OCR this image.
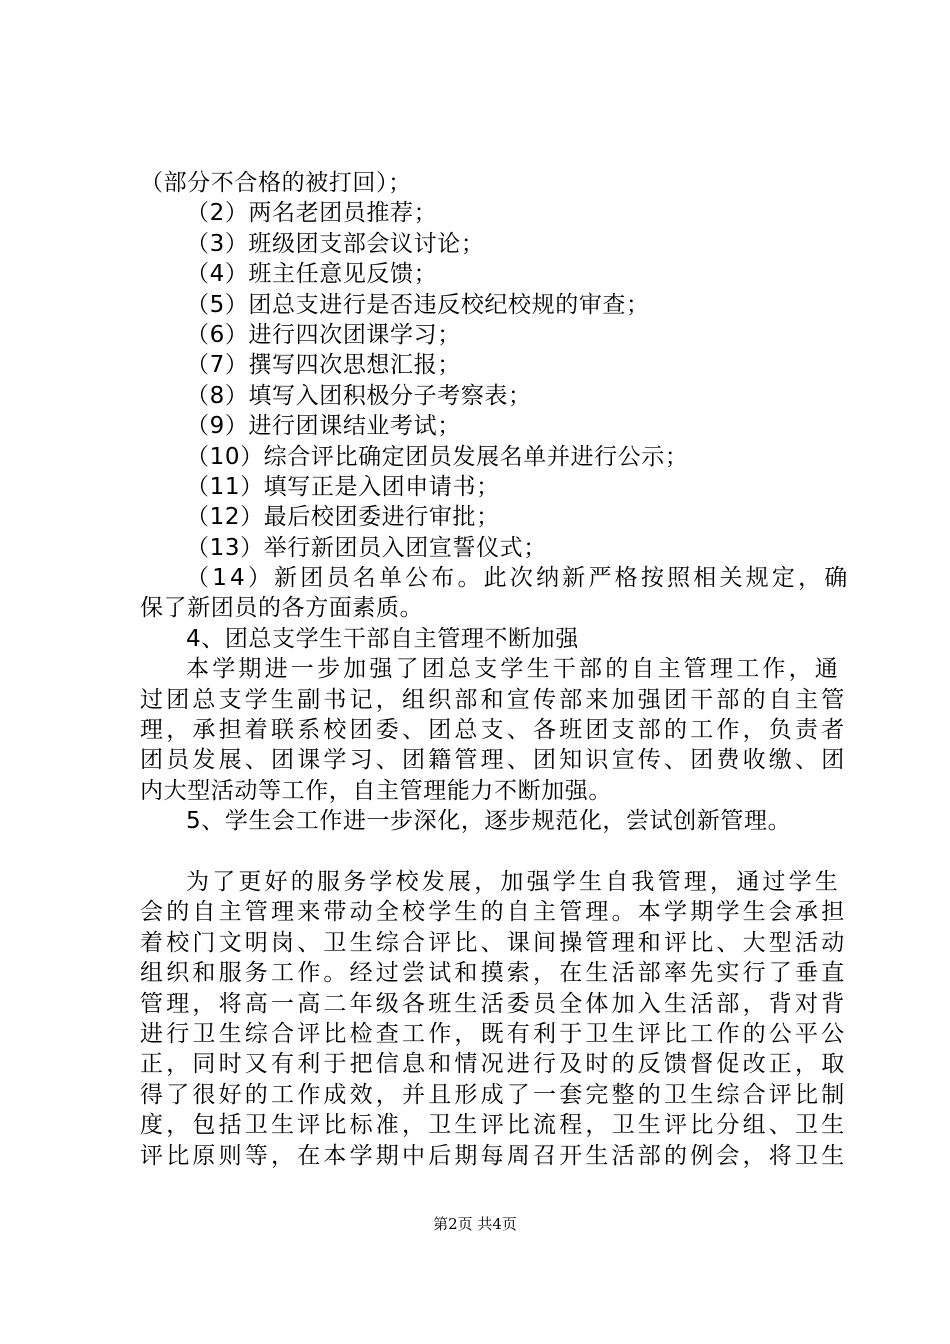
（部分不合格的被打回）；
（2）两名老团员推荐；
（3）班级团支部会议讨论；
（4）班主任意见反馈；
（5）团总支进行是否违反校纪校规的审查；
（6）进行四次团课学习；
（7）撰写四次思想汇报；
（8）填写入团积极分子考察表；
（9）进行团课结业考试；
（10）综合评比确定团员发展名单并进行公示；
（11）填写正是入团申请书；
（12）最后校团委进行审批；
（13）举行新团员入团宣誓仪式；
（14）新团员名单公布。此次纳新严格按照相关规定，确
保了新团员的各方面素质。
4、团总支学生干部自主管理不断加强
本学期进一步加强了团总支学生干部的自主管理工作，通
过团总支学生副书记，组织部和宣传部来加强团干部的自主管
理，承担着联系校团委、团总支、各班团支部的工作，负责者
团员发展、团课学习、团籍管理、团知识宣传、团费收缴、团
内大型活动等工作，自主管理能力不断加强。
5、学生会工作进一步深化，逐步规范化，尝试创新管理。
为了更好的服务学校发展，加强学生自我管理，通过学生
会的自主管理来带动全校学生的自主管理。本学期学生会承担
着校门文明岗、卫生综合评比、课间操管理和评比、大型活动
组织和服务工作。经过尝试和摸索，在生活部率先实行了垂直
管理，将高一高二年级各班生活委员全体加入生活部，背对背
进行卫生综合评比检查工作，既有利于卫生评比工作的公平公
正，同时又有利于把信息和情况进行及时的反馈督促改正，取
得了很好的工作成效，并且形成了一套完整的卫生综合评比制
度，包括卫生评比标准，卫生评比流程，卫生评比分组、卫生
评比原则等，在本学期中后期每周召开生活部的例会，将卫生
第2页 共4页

▸ WHAT IS NEEDED
Reproduce all of the entries word for word, skipping any pictures they hold.

▸ RESULT OF THIS TASK
OCR this image.
（部分不合格的被打回）；
（2）两名老团员推荐；
（3）班级团支部会议讨论；
（4）班主任意见反馈；
（5）团总支进行是否违反校纪校规的审查；
（6）进行四次团课学习；
（7）撰写四次思想汇报；
（8）填写入团积极分子考察表；
（9）进行团课结业考试；
（10）综合评比确定团员发展名单并进行公示；
（11）填写正是入团申请书；
（12）最后校团委进行审批；
（13）举行新团员入团宣誓仪式；
（14）新团员名单公布。此次纳新严格按照相关规定，确
保了新团员的各方面素质。
4、团总支学生干部自主管理不断加强
本学期进一步加强了团总支学生干部的自主管理工作，通
过团总支学生副书记，组织部和宣传部来加强团干部的自主管
理，承担着联系校团委、团总支、各班团支部的工作，负责者
团员发展、团课学习、团籍管理、团知识宣传、团费收缴、团
内大型活动等工作，自主管理能力不断加强。
5、学生会工作进一步深化，逐步规范化，尝试创新管理。
为了更好的服务学校发展，加强学生自我管理，通过学生
会的自主管理来带动全校学生的自主管理。本学期学生会承担
着校门文明岗、卫生综合评比、课间操管理和评比、大型活动
组织和服务工作。经过尝试和摸索，在生活部率先实行了垂直
管理，将高一高二年级各班生活委员全体加入生活部，背对背
进行卫生综合评比检查工作，既有利于卫生评比工作的公平公
正，同时又有利于把信息和情况进行及时的反馈督促改正，取
得了很好的工作成效，并且形成了一套完整的卫生综合评比制
度，包括卫生评比标准，卫生评比流程，卫生评比分组、卫生
评比原则等，在本学期中后期每周召开生活部的例会，将卫生
第2页 共4页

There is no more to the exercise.